▸ Task instructions
Extract every line of the material that holds the string "name".

(Records contained in a dataset)
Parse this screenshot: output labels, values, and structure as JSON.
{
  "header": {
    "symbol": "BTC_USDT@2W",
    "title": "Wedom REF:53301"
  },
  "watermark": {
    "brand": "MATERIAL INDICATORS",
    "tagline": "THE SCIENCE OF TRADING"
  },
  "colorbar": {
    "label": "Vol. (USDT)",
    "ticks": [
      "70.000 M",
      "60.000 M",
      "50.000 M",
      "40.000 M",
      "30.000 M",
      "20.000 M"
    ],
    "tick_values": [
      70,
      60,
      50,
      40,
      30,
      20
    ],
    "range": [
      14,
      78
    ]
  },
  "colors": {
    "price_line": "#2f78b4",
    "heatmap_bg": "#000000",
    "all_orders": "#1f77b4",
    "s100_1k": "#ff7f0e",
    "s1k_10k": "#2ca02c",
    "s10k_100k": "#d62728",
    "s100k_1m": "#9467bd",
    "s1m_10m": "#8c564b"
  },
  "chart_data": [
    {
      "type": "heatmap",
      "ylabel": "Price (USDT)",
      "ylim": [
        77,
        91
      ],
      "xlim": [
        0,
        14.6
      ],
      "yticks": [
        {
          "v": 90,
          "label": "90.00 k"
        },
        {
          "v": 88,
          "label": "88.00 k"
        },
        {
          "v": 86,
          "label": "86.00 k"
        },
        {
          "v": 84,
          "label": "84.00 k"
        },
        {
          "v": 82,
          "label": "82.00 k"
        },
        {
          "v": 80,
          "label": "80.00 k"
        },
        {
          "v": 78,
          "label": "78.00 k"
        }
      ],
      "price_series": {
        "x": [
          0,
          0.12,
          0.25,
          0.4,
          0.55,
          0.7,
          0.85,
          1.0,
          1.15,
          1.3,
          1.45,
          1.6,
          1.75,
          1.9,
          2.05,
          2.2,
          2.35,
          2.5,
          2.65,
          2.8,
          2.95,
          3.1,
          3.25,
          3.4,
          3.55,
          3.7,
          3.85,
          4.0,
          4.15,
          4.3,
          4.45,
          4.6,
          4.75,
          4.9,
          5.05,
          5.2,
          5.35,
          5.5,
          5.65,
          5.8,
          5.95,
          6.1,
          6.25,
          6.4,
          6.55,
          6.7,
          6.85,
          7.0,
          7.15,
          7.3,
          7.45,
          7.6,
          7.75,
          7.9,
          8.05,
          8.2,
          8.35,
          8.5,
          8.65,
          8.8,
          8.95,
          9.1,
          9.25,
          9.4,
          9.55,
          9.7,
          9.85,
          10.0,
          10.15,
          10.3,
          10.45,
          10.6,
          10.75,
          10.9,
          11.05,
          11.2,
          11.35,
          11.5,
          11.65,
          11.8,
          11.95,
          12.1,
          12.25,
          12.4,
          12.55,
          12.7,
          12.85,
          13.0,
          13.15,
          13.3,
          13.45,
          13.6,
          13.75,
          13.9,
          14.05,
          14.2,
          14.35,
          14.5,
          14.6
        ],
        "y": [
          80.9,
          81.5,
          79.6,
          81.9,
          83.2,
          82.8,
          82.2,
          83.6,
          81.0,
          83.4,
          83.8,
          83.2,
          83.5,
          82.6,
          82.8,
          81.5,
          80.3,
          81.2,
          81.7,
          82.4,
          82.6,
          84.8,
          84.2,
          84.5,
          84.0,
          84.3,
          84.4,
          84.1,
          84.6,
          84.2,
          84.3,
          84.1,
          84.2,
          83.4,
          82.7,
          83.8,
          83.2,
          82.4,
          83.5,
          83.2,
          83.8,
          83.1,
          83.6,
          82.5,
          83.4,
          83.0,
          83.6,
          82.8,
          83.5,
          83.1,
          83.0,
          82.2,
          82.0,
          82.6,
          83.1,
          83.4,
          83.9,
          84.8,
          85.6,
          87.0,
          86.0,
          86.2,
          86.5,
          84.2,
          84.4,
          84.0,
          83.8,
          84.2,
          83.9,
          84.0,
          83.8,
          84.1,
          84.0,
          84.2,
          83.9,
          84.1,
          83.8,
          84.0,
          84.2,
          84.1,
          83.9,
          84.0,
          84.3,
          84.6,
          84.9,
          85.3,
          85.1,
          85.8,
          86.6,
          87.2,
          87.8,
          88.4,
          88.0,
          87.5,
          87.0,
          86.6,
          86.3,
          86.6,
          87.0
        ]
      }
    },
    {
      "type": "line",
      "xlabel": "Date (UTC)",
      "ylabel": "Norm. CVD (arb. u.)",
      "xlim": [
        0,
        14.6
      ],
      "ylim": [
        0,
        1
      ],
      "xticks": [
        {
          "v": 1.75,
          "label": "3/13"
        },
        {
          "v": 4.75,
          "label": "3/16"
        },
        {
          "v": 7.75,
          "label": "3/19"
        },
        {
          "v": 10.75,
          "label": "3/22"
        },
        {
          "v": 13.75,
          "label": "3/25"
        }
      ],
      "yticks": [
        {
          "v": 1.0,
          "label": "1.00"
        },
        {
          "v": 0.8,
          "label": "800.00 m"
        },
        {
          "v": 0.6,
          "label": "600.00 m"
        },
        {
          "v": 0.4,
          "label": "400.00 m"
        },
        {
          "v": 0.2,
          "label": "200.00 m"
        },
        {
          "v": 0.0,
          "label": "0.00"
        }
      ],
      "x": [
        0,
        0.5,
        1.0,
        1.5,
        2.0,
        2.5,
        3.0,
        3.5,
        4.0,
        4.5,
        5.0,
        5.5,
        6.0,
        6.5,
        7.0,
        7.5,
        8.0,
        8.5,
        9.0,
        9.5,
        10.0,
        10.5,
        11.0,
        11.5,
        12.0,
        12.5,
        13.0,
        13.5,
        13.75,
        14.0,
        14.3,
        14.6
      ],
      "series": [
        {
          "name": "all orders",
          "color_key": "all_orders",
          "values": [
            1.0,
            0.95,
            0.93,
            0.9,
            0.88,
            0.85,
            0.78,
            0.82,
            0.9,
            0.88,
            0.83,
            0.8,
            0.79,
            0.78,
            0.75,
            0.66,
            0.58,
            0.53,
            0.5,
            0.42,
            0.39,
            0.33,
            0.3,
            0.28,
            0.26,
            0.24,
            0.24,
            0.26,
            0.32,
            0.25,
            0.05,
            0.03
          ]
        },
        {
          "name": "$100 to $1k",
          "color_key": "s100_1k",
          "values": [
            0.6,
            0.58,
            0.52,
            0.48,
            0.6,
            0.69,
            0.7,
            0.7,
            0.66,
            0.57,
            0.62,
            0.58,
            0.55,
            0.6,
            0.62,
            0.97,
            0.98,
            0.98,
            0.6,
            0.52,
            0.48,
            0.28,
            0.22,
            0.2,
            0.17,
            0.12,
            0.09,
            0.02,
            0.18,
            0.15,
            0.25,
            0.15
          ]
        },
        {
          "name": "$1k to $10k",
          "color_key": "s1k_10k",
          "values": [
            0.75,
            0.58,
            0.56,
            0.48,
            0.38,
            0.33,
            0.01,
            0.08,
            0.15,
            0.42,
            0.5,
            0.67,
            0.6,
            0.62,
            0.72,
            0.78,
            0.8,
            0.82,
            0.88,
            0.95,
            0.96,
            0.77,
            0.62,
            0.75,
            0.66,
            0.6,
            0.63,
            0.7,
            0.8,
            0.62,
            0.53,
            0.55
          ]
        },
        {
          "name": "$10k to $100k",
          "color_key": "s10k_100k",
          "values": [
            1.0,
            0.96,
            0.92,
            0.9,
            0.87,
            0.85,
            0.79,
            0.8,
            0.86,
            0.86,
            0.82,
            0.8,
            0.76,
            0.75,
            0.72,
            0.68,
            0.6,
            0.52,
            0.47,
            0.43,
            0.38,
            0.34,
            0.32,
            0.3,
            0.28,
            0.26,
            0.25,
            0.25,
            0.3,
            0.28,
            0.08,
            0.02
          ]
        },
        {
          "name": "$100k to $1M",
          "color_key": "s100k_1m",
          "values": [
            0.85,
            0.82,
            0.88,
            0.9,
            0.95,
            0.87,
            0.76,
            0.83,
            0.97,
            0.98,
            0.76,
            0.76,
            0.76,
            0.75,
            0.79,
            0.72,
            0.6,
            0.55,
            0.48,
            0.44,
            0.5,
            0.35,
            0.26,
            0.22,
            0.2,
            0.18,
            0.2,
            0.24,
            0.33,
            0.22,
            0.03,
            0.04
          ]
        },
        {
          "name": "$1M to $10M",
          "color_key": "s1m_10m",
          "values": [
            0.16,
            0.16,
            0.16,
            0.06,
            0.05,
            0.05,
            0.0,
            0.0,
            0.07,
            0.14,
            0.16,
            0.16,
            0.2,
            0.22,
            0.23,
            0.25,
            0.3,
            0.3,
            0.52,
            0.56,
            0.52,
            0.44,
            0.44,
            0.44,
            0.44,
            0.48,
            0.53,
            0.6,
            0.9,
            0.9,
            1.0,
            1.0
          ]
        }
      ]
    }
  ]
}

▸ Written response
          "name": "all orders",
          "name": "$100 to $1k",
          "name": "$1k to $10k",
          "name": "$10k to $100k",
          "name": "$100k to $1M",
          "name": "$1M to $10M",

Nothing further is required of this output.